→ What needs to be done
Give the number of lines that include the string "Denmark", nothing more.

→ Given information
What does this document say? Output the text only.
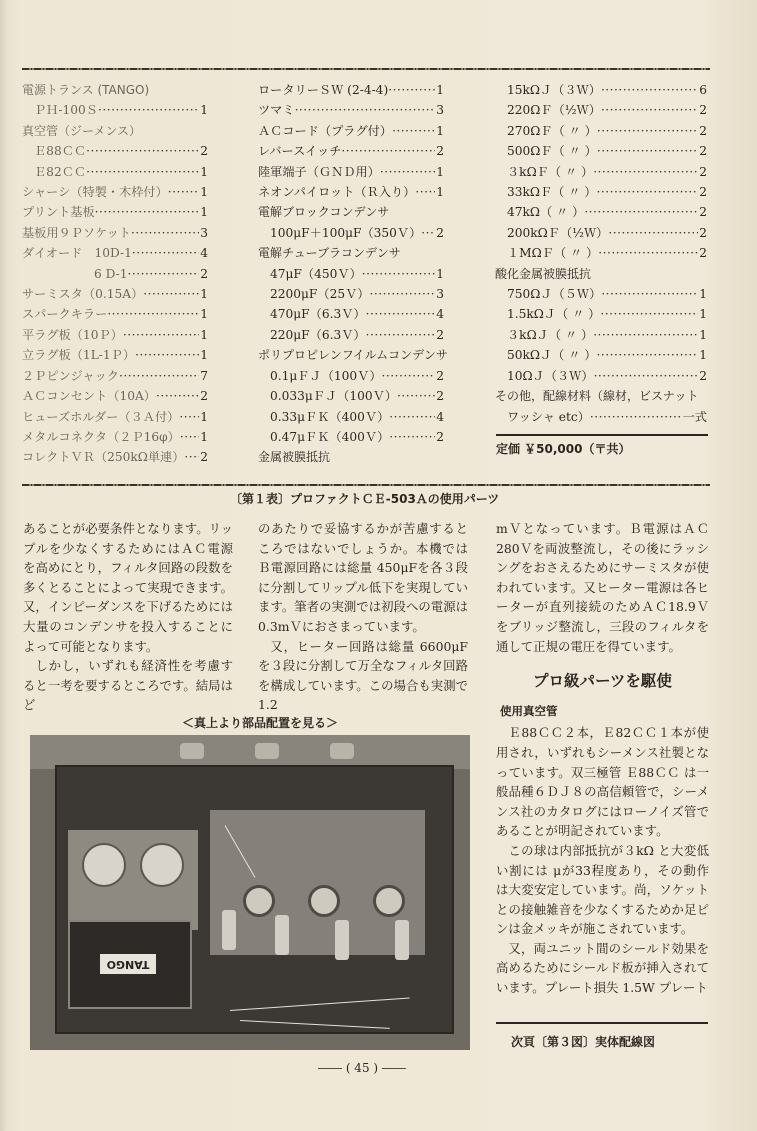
電源トランス (TANGO)
ＰＨ-100Ｓ ·····	1
真空管（ジーメンス）
Ｅ88ＣＣ ·····	2
Ｅ82ＣＣ ·····	1
シャーシ（特製・木枠付） ·····	1
プリント基板 ·····	1
基板用９Ｐソケット ·····	3
ダイオード　10D-1 ·····	4
6 D-1 ·····	2
サーミスタ（0.15A） ·····	1
スパークキラー ·····	1
平ラグ板（10Ｐ） ·····	1
立ラグ板（1L-1Ｐ） ·····	1
２Ｐピンジャック ·····	7
ＡＣコンセント（10A） ·····	2
ヒューズホルダー（３Ａ付） ····· 1
メタルコネクタ（２Ｐ16φ） ····· 1
コレクトＶＲ（250kΩ単連） ····· 2
ロータリーＳＷ (2-4-4) ·····	1
ツマミ ·····	3
ＡＣコード（プラグ付） ·····	1
レバースイッチ ·····	2
陸軍端子（ＧＮＤ用） ·····	1
ネオンパイロット（Ｒ入り） ····· 1
電解ブロックコンデンサ
100μF＋100μF（350Ｖ） ····· 2
電解チューブラコンデンサ
47μF（450Ｖ） ·····	1
2200μF（25Ｖ） ·····	3
470μF（6.3Ｖ） ·····	4
220μF（6.3Ｖ） ·····	2
ポリプロピレンフイルムコンデンサ
0.1μＦＪ（100Ｖ） ·····	2
0.033μＦＪ（100Ｖ） ·····	2
0.33μＦＫ（400Ｖ） ·····	4
0.47μＦＫ（400Ｖ） ·····	2
金属被膜抵抗
15kΩＪ（３Ｗ） ·····	6
220ΩＦ（½Ｗ） ·····	2
270ΩＦ（ 〃 ） ·····	2
500ΩＦ（ 〃 ） ·····	2
３kΩＦ（ 〃 ） ·····	2
33kΩＦ（ 〃 ） ·····	2
47kΩ（ 〃 ） ·····	2
200kΩＦ（½Ｗ） ·····	2
１MΩＦ（ 〃 ） ·····	2
酸化金属被膜抵抗
750ΩＪ（５Ｗ） ·····	1
1.5kΩＪ（ 〃 ） ·····	1
３kΩＪ（ 〃 ） ·····	1
50kΩＪ（ 〃 ） ·····	1
10ΩＪ（３Ｗ） ·····	2
その他，配線材料（線材，ビスナット
ワッシャ etc） ·····	一式
定価 ￥50,000（〒共）
〔第１表〕プロファクトＣＥ-503Ａの使用パーツ

あることが必要条件となります。リップルを少なくするためにはＡＣ電源を高めにとり，フィルタ回路の段数を多くとることによって実現できます。又，インピーダンスを下げるためには大量のコンデンサを投入することによって可能となります。

しかし，いずれも経済性を考慮すると一考を要するところです。結局はど

のあたりで妥協するかが苦慮するところではないでしょうか。本機ではＢ電源回路には総量 450μFを各３段に分割してリップル低下を実現しています。筆者の実測では初段への電源は 0.3mＶにおさまっています。

又，ヒーター回路は総量 6600μF を３段に分割して万全なフィルタ回路を構成しています。この場合も実測で1.2

mＶとなっています。Ｂ電源はＡＣ280Ｖを両波整流し，その後にラッシングをおさえるためにサーミスタが使われています。又ヒーター電源は各ヒーターが直列接続のためＡＣ18.9Ｖをブリッジ整流し，三段のフィルタを通して正規の電圧を得ています。

プロ級パーツを駆使
使用真空管

Ｅ88ＣＣ２本，Ｅ82ＣＣ１本が使用され，いずれもシーメンス社製となっています。双三極管 Ｅ88ＣＣ は一般品種６ＤＪ８の高信頼管で，シーメンス社のカタログにはローノイズ管であることが明記されています。

この球は内部抵抗が３kΩ と大変低い割には μが33程度あり，その動作は大変安定しています。尚，ソケットとの接触雑音を少なくするためか足ピンは金メッキが施こされています。

又，両ユニット間のシールド効果を高めるためにシールド板が挿入されています。プレート損失 1.5W プレート

次頁〔第３図〕実体配線図
＜真上より部品配置を見る＞
TANGO
―― ( 45 ) ――
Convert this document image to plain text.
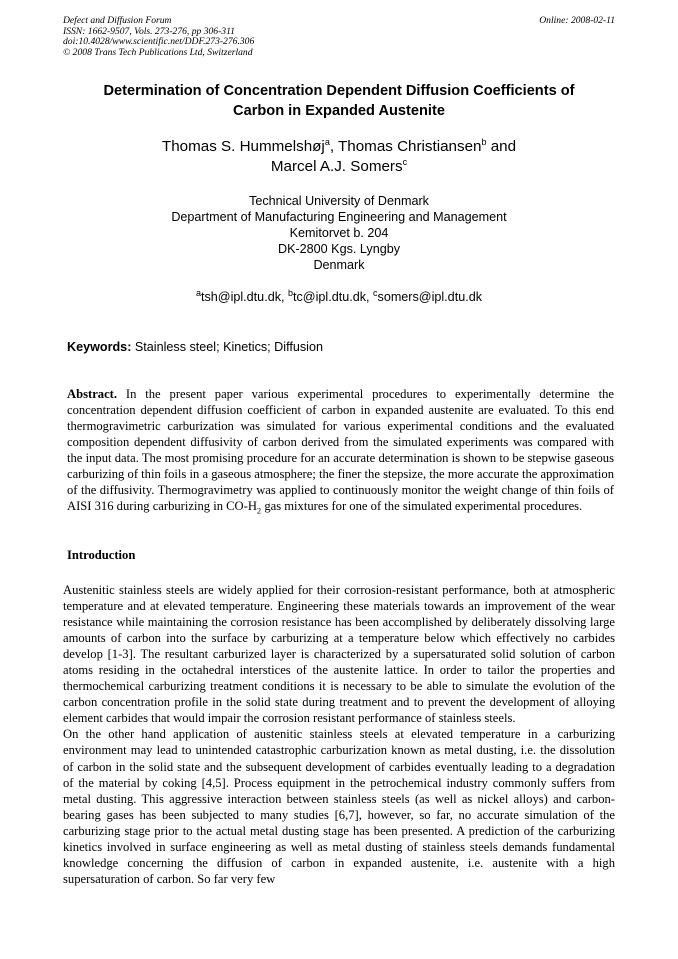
Defect and Diffusion Forum
ISSN: 1662-9507, Vols. 273-276, pp 306-311
doi:10.4028/www.scientific.net/DDF.273-276.306
© 2008 Trans Tech Publications Ltd, Switzerland
Online: 2008-02-11
Determination of Concentration Dependent Diffusion Coefficients of
Carbon in Expanded Austenite
Thomas S. Hummelshøj$^a$, Thomas Christiansen$^b$ and
Marcel A.J. Somers$^c$
Technical University of Denmark
Department of Manufacturing Engineering and Management
Kemitorvet b. 204
DK-2800 Kgs. Lyngby
Denmark
$^a$tsh@ipl.dtu.dk, $^b$tc@ipl.dtu.dk, $^c$somers@ipl.dtu.dk
Keywords: Stainless steel; Kinetics; Diffusion
Abstract. In the present paper various experimental procedures to experimentally determine the concentration dependent diffusion coefficient of carbon in expanded austenite are evaluated. To this end thermogravimetric carburization was simulated for various experimental conditions and the evaluated composition dependent diffusivity of carbon derived from the simulated experiments was compared with the input data. The most promising procedure for an accurate determination is shown to be stepwise gaseous carburizing of thin foils in a gaseous atmosphere; the finer the stepsize, the more accurate the approximation of the diffusivity. Thermogravimetry was applied to continuously monitor the weight change of thin foils of AISI 316 during carburizing in $CO-H_2$ gas mixtures for one of the simulated experimental procedures.
Introduction

Austenitic stainless steels are widely applied for their corrosion-resistant performance, both at atmospheric temperature and at elevated temperature. Engineering these materials towards an improvement of the wear resistance while maintaining the corrosion resistance has been accomplished by deliberately dissolving large amounts of carbon into the surface by carburizing at a temperature below which effectively no carbides develop [1-3]. The resultant carburized layer is characterized by a supersaturated solid solution of carbon atoms residing in the octahedral interstices of the austenite lattice. In order to tailor the properties and thermochemical carburizing treatment conditions it is necessary to be able to simulate the evolution of the carbon concentration profile in the solid state during treatment and to prevent the development of alloying element carbides that would impair the corrosion resistant performance of stainless steels.

On the other hand application of austenitic stainless steels at elevated temperature in a carburizing environment may lead to unintended catastrophic carburization known as metal dusting, i.e. the dissolution of carbon in the solid state and the subsequent development of carbides eventually leading to a degradation of the material by coking [4,5]. Process equipment in the petrochemical industry commonly suffers from metal dusting. This aggressive interaction between stainless steels (as well as nickel alloys) and carbon-bearing gases has been subjected to many studies [6,7], however, so far, no accurate simulation of the carburizing stage prior to the actual metal dusting stage has been presented. A prediction of the carburizing kinetics involved in surface engineering as well as metal dusting of stainless steels demands fundamental knowledge concerning the diffusion of carbon in expanded austenite, i.e. austenite with a high supersaturation of carbon. So far very few
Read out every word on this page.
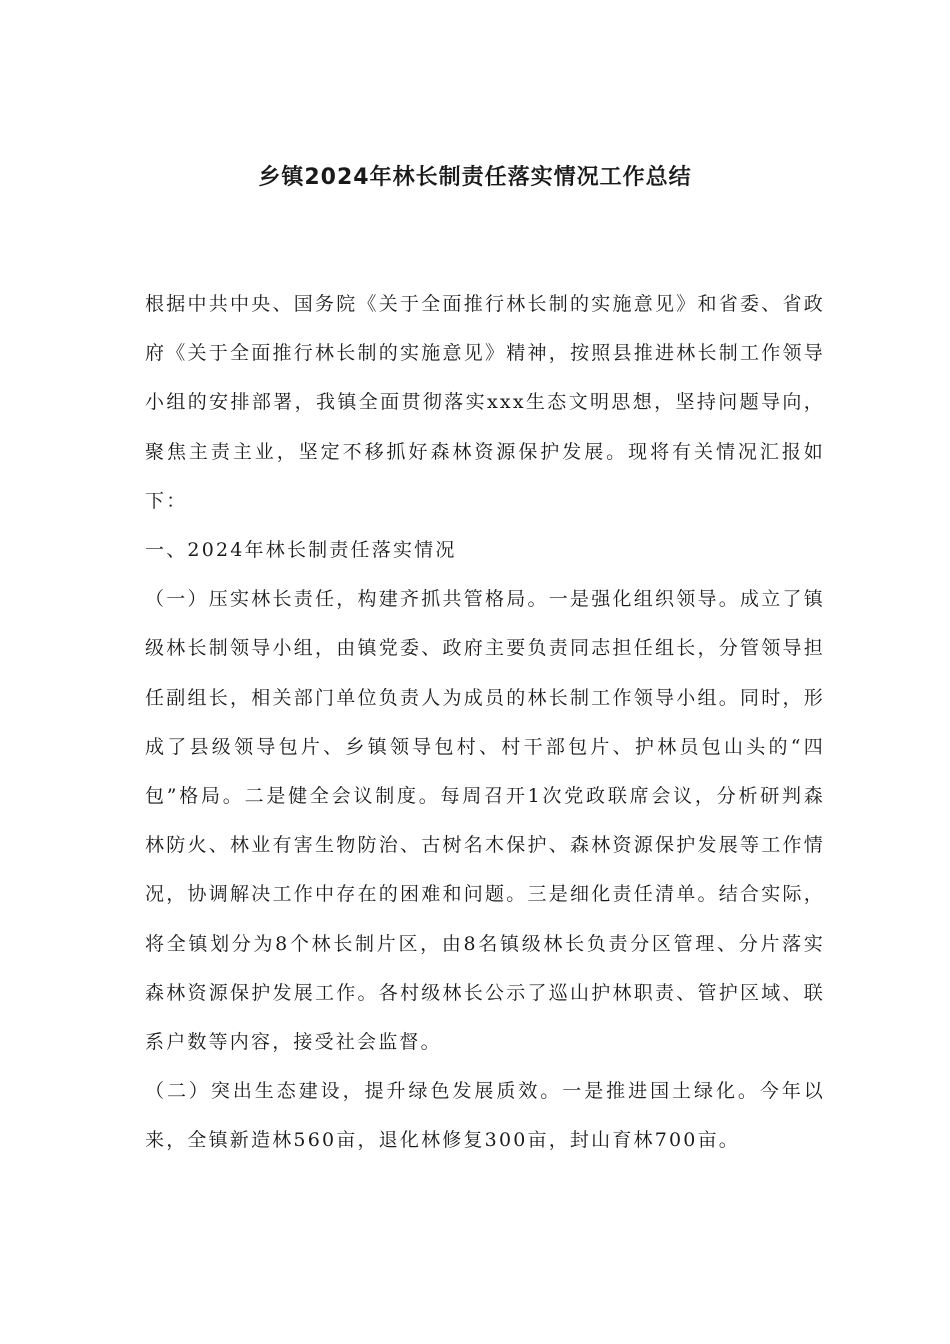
乡镇2024年林长制责任落实情况工作总结

根据中共中央、国务院《关于全面推行林长制的实施意见》和省委、省政府《关于全面推行林长制的实施意见》精神，按照县推进林长制工作领导小组的安排部署，我镇全面贯彻落实xxx生态文明思想，坚持问题导向，聚焦主责主业，坚定不移抓好森林资源保护发展。现将有关情况汇报如下：

一、2024年林长制责任落实情况

（一）压实林长责任，构建齐抓共管格局。一是强化组织领导。成立了镇级林长制领导小组，由镇党委、政府主要负责同志担任组长，分管领导担任副组长，相关部门单位负责人为成员的林长制工作领导小组。同时，形成了县级领导包片、乡镇领导包村、村干部包片、护林员包山头的“四包”格局。二是健全会议制度。每周召开1次党政联席会议，分析研判森林防火、林业有害生物防治、古树名木保护、森林资源保护发展等工作情况，协调解决工作中存在的困难和问题。三是细化责任清单。结合实际，将全镇划分为8个林长制片区，由8名镇级林长负责分区管理、分片落实森林资源保护发展工作。各村级林长公示了巡山护林职责、管护区域、联系户数等内容，接受社会监督。

（二）突出生态建设，提升绿色发展质效。一是推进国土绿化。今年以来，全镇新造林560亩，退化林修复300亩，封山育林700亩。
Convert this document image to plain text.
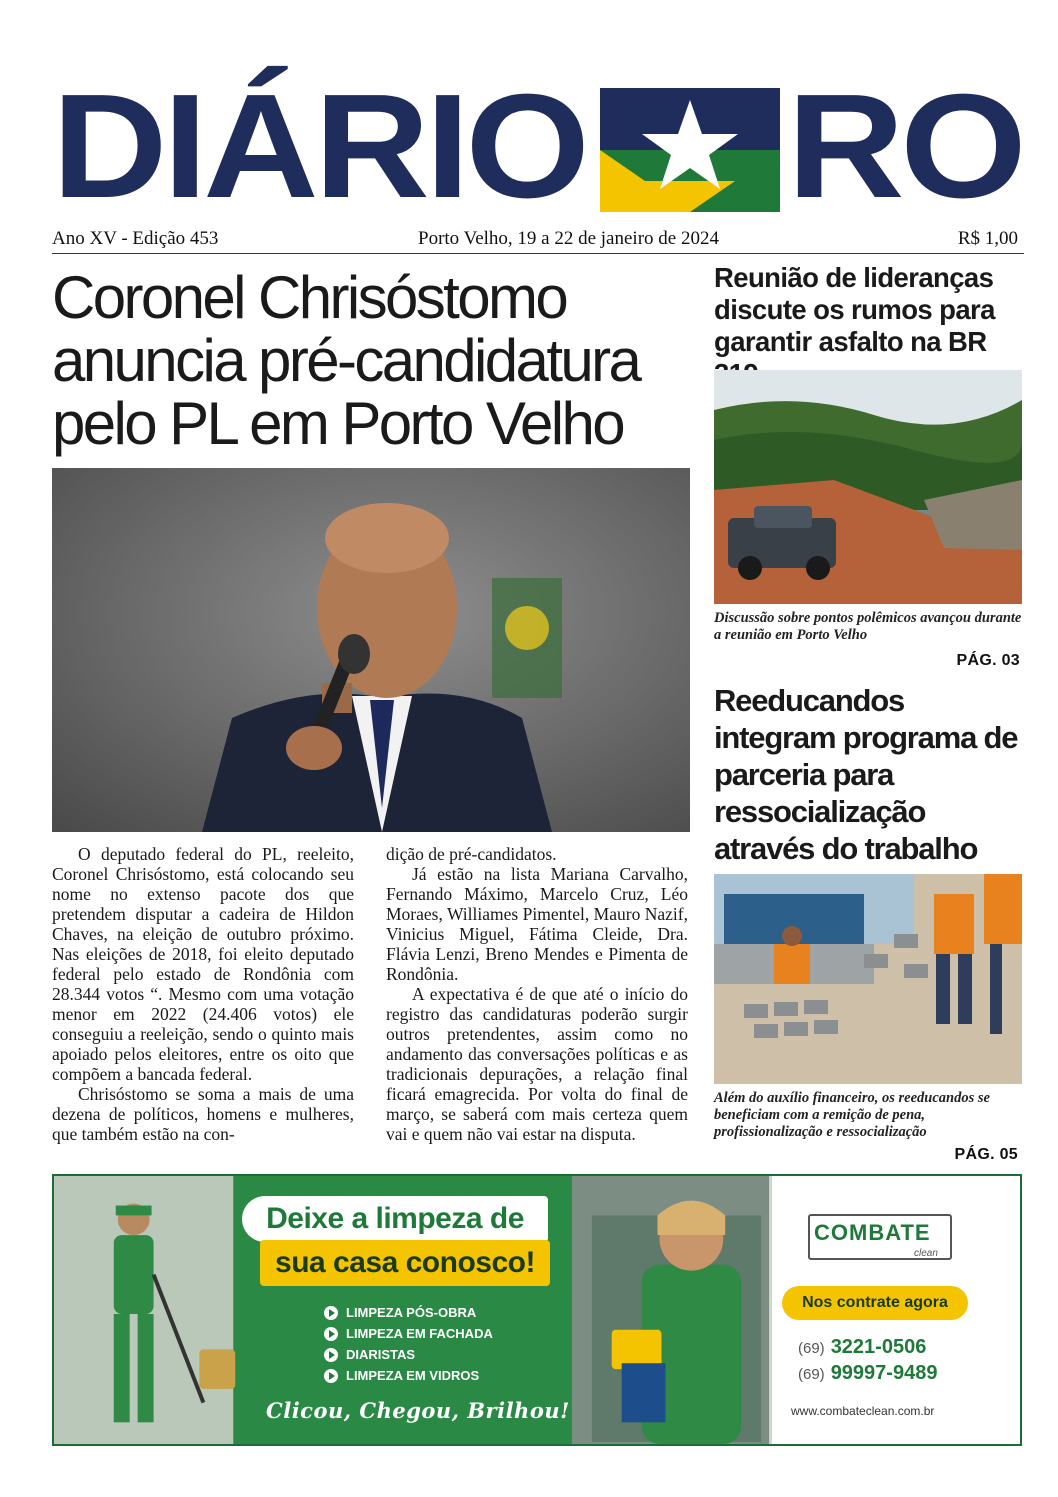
DIÁRIO RO
Ano XV - Edição 453	Porto Velho, 19 a 22 de janeiro de 2024	R$ 1,00
Coronel Chrisóstomo anuncia pré-candidatura pelo PL em Porto Velho

O deputado federal do PL, reeleito, Coronel Chrisóstomo, está colocando seu nome no extenso pacote dos que pretendem disputar a cadeira de Hildon Chaves, na eleição de outubro próximo. Nas eleições de 2018, foi eleito deputado federal pelo estado de Rondônia com 28.344 votos “. Mesmo com uma votação menor em 2022 (24.406 votos) ele conseguiu a reeleição, sendo o quinto mais apoiado pelos eleitores, entre os oito que compõem a bancada federal.

Chrisóstomo se soma a mais de uma dezena de políticos, homens e mulheres, que também estão na con-

dição de pré-candidatos.

Já estão na lista Mariana Carvalho, Fernando Máximo, Marcelo Cruz, Léo Moraes, Williames Pimentel, Mauro Nazif, Vinicius Miguel, Fátima Cleide, Dra. Flávia Lenzi, Breno Mendes e Pimenta de Rondônia.

A expectativa é de que até o início do registro das candidaturas poderão surgir outros pretendentes, assim como no andamento das conversações políticas e as tradicionais depurações, a relação final ficará emagrecida. Por volta do final de março, se saberá com mais certeza quem vai e quem não vai estar na disputa.

Reunião de lideranças discute os rumos para garantir asfalto na BR

Discussão sobre pontos polêmicos avançou durante a reunião em Porto Velho

PÁG. 03
Reeducandos integram programa de parceria para ressocialização através do trabalho

Além do auxílio financeiro, os reeducandos se beneficiam com a remição de pena, profissionalização e ressocialização

PÁG. 05
Deixe a limpeza de
sua casa conosco!
LIMPEZA PÓS-OBRA
LIMPEZA EM FACHADA
DIARISTAS
LIMPEZA EM VIDROS
Clicou, Chegou, Brilhou!
COMBATE
clean
Nos contrate agora
(69) 3221-0506
(69) 99997-9489
www.combateclean.com.br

→ Output for this task
2